**EXERCISE DIRECTIONS**
Take the listing and print it in full, exactly as given.

**RECORDS FOR PROCESSING**
┌──

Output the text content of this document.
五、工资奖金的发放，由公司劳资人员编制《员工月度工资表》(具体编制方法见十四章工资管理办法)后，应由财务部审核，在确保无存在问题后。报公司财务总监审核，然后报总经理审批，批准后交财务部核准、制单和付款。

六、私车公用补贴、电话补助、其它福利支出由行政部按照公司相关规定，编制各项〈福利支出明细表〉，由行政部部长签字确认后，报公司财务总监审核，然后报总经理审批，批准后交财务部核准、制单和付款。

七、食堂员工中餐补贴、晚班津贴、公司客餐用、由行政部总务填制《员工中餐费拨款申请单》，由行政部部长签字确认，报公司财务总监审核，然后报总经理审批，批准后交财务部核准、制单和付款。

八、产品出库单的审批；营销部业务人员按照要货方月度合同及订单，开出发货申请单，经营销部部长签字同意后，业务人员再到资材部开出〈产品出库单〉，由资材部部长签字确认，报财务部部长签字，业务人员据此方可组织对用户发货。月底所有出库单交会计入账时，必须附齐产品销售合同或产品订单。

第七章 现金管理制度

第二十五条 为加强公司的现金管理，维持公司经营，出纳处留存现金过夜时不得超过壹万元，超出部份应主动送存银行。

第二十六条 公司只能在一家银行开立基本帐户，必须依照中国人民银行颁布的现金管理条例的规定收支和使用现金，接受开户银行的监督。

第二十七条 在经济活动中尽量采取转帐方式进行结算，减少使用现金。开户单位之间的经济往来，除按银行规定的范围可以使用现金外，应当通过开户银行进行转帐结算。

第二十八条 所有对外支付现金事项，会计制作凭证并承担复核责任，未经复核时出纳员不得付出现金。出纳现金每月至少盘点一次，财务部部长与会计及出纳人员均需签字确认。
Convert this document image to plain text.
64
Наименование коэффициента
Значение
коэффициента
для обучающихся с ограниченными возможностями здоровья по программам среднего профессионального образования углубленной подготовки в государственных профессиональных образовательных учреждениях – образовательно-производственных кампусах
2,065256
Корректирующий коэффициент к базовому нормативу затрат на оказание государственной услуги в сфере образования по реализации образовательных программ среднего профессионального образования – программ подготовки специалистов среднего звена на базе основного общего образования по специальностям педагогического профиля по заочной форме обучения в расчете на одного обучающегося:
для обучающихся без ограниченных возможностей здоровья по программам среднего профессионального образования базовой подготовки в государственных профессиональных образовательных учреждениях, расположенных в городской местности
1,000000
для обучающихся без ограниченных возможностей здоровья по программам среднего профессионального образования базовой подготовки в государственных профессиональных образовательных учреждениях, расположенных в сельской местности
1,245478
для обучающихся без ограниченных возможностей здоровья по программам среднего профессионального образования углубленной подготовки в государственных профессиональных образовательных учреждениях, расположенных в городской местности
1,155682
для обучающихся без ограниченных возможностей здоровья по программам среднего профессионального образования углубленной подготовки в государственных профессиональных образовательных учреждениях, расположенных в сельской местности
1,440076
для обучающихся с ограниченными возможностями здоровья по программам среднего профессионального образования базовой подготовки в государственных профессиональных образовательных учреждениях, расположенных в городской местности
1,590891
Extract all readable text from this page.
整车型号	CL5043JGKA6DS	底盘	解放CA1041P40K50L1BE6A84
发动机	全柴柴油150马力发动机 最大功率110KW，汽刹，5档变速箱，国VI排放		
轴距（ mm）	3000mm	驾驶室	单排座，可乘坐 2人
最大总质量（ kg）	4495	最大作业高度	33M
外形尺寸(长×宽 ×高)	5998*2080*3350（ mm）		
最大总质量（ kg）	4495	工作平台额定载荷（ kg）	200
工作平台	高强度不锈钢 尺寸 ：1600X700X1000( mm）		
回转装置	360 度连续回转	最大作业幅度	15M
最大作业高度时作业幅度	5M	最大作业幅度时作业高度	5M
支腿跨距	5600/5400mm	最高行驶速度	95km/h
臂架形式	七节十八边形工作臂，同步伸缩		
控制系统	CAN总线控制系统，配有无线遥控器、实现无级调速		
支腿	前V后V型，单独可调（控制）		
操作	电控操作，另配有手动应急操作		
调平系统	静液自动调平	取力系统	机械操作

└──

**EXERCISE OUTPUT**
Output the text content of this document.
五、工资奖金的发放，由公司劳资人员编制《员工月度工资表》(具体编制方法见十四章工资管理办法)后，应由财务部审核，在确保无存在问题后。报公司财务总监审核，然后报总经理审批，批准后交财务部核准、制单和付款。

六、私车公用补贴、电话补助、其它福利支出由行政部按照公司相关规定，编制各项〈福利支出明细表〉，由行政部部长签字确认后，报公司财务总监审核，然后报总经理审批，批准后交财务部核准、制单和付款。

七、食堂员工中餐补贴、晚班津贴、公司客餐用、由行政部总务填制《员工中餐费拨款申请单》，由行政部部长签字确认，报公司财务总监审核，然后报总经理审批，批准后交财务部核准、制单和付款。

八、产品出库单的审批；营销部业务人员按照要货方月度合同及订单，开出发货申请单，经营销部部长签字同意后，业务人员再到资材部开出〈产品出库单〉，由资材部部长签字确认，报财务部部长签字，业务人员据此方可组织对用户发货。月底所有出库单交会计入账时，必须附齐产品销售合同或产品订单。

第七章 现金管理制度

第二十五条 为加强公司的现金管理，维持公司经营，出纳处留存现金过夜时不得超过壹万元，超出部份应主动送存银行。

第二十六条 公司只能在一家银行开立基本帐户，必须依照中国人民银行颁布的现金管理条例的规定收支和使用现金，接受开户银行的监督。

第二十七条 在经济活动中尽量采取转帐方式进行结算，减少使用现金。开户单位之间的经济往来，除按银行规定的范围可以使用现金外，应当通过开户银行进行转帐结算。

第二十八条 所有对外支付现金事项，会计制作凭证并承担复核责任，未经复核时出纳员不得付出现金。出纳现金每月至少盘点一次，财务部部长与会计及出纳人员均需签字确认。
Convert this document image to plain text.
64
Наименование коэффициента
Значение
коэффициента
для обучающихся с ограниченными возможностями здоровья по программам среднего профессионального образования углубленной подготовки в государственных профессиональных образовательных учреждениях – образовательно-производственных кампусах
2,065256
Корректирующий коэффициент к базовому нормативу затрат на оказание государственной услуги в сфере образования по реализации образовательных программ среднего профессионального образования – программ подготовки специалистов среднего звена на базе основного общего образования по специальностям педагогического профиля по заочной форме обучения в расчете на одного обучающегося:
для обучающихся без ограниченных возможностей здоровья по программам среднего профессионального образования базовой подготовки в государственных профессиональных образовательных учреждениях, расположенных в городской местности
1,000000
для обучающихся без ограниченных возможностей здоровья по программам среднего профессионального образования базовой подготовки в государственных профессиональных образовательных учреждениях, расположенных в сельской местности
1,245478
для обучающихся без ограниченных возможностей здоровья по программам среднего профессионального образования углубленной подготовки в государственных профессиональных образовательных учреждениях, расположенных в городской местности
1,155682
для обучающихся без ограниченных возможностей здоровья по программам среднего профессионального образования углубленной подготовки в государственных профессиональных образовательных учреждениях, расположенных в сельской местности
1,440076
для обучающихся с ограниченными возможностями здоровья по программам среднего профессионального образования базовой подготовки в государственных профессиональных образовательных учреждениях, расположенных в городской местности
1,590891
Extract all readable text from this page.
整车型号	CL5043JGKA6DS	底盘	解放CA1041P40K50L1BE6A84
发动机	全柴柴油150马力发动机 最大功率110KW，汽刹，5档变速箱，国VI排放		
轴距（ mm）	3000mm	驾驶室	单排座，可乘坐 2人
最大总质量（ kg）	4495	最大作业高度	33M
外形尺寸(长×宽 ×高)	5998*2080*3350（ mm）		
最大总质量（ kg）	4495	工作平台额定载荷（ kg）	200
工作平台	高强度不锈钢 尺寸 ：1600X700X1000( mm）		
回转装置	360 度连续回转	最大作业幅度	15M
最大作业高度时作业幅度	5M	最大作业幅度时作业高度	5M
支腿跨距	5600/5400mm	最高行驶速度	95km/h
臂架形式	七节十八边形工作臂，同步伸缩		
控制系统	CAN总线控制系统，配有无线遥控器、实现无级调速		
支腿	前V后V型，单独可调（控制）		
操作	电控操作，另配有手动应急操作		
调平系统	静液自动调平	取力系统	机械操作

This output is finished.